• **Исходный отрывок**

● ● ● ●

Были у меня и другие эпизоды, как у каждого пацана – и комичные, и трагичные. Но я остался жив, а около десятка таких же пацанов или погибли, или остались на всю жизнь глубокими калеками, разряжая или взрывая мины, гранаты, снаряды - «добра» этого хватало в селе. Поэтому не дай Бог ни взрослым, ни детям испытать те страдания и ужасы, которые приносит война».
«В школу пошел переростком, - помолчав, продолжает Петр Дмитриевич, - стеснялся, особенно когда не получалось. Но учиться любил». И эта любовь к познанию, целеустремленность дала деревенскому пареньку получить высшее образование, за плечами Московский кооперативный институт.
Приехав в 1957 году в Дубровский район, он уже остается навсегда в этом, теперь уже таком родном, поселке. Женился, вырастил двоих сыновей, стал уважаемым в поселке человеком.

● ● ● ●

(Данные для предсказания ограничивающих рамок)
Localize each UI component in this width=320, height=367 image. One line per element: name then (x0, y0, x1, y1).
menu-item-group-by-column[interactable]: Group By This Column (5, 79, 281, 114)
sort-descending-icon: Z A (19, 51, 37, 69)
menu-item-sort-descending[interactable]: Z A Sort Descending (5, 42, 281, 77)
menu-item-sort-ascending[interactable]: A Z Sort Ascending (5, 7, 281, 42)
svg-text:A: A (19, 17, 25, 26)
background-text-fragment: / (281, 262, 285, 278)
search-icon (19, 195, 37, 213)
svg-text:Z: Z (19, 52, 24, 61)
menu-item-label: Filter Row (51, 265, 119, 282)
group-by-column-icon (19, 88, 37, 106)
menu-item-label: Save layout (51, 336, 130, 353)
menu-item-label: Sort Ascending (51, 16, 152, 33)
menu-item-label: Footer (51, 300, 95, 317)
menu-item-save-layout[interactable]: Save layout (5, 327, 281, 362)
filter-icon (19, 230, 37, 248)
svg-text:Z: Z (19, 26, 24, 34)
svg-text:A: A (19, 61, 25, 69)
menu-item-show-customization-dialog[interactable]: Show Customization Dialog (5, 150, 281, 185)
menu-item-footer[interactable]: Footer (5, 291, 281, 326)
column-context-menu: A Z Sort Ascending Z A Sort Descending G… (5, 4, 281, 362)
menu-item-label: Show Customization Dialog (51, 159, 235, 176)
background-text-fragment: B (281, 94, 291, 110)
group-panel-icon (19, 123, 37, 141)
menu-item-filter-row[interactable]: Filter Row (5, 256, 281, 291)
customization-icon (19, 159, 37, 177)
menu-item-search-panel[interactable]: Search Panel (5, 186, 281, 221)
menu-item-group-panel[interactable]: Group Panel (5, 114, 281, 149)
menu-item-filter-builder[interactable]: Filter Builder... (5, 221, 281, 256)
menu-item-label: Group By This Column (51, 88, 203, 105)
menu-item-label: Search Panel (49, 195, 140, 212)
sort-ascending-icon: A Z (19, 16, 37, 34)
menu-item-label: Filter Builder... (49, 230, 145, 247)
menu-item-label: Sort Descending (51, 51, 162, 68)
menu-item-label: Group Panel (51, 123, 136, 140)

● ● ● ●

• **Цель задания**
Допишите рассказ о Петре Дмитриевиче: продолжите его сразу после последнего предложения.

• **Ответ**
«Это человек труда, он никогда не жалел себя и своего здоровья для об¬щего дела, - с теплотой говорит о Петре Дмитриевиче Т. 3. Семкина, долгие годы работавшая под его руководством. - А дело нелегкое - обеспечение населения района нужными товарами. Думаю, в нашем районе, его знали все покупатели. Не было ни одного магазина, где бы он не побывал, не встретился с коллективом торговых работников, покупателями.
Понимание жизни, личная дисциплинированность, скромность в быту и на работе, глубокое знание своего дела, - считает Тамара Захаровна, - снискали ему всеобщее уважение». Общаясь с коллективами Петра Дмитриевича, я услышала много теплых и благодарных слов в адрес строго руководителя, чуткого и отзывчивого старшего товарища, терпеливого наставника и просто хорошего, скромного, душевного человека.
Петр Дмитриевич Гавриленко вот уже 16 лет на заслуженном отдыхе, много читает, интересуется русской историей, имеет свою точку зрения на происходящее в стране. Пробует писать. Читателям «Знамя труда» знакомы его заметки о зарождении кооперации, воспоминания о военном детстве, зарисовки о природе. От весны и до поздней осени много времени проводит в саду.
Сад - его гордость и отдушина. А зимой снегири, синицы и воробьи весело щебечут на ветках старой яблони под его окошком, ведь хозяин знает, чем порадовать своих пернатых гостей.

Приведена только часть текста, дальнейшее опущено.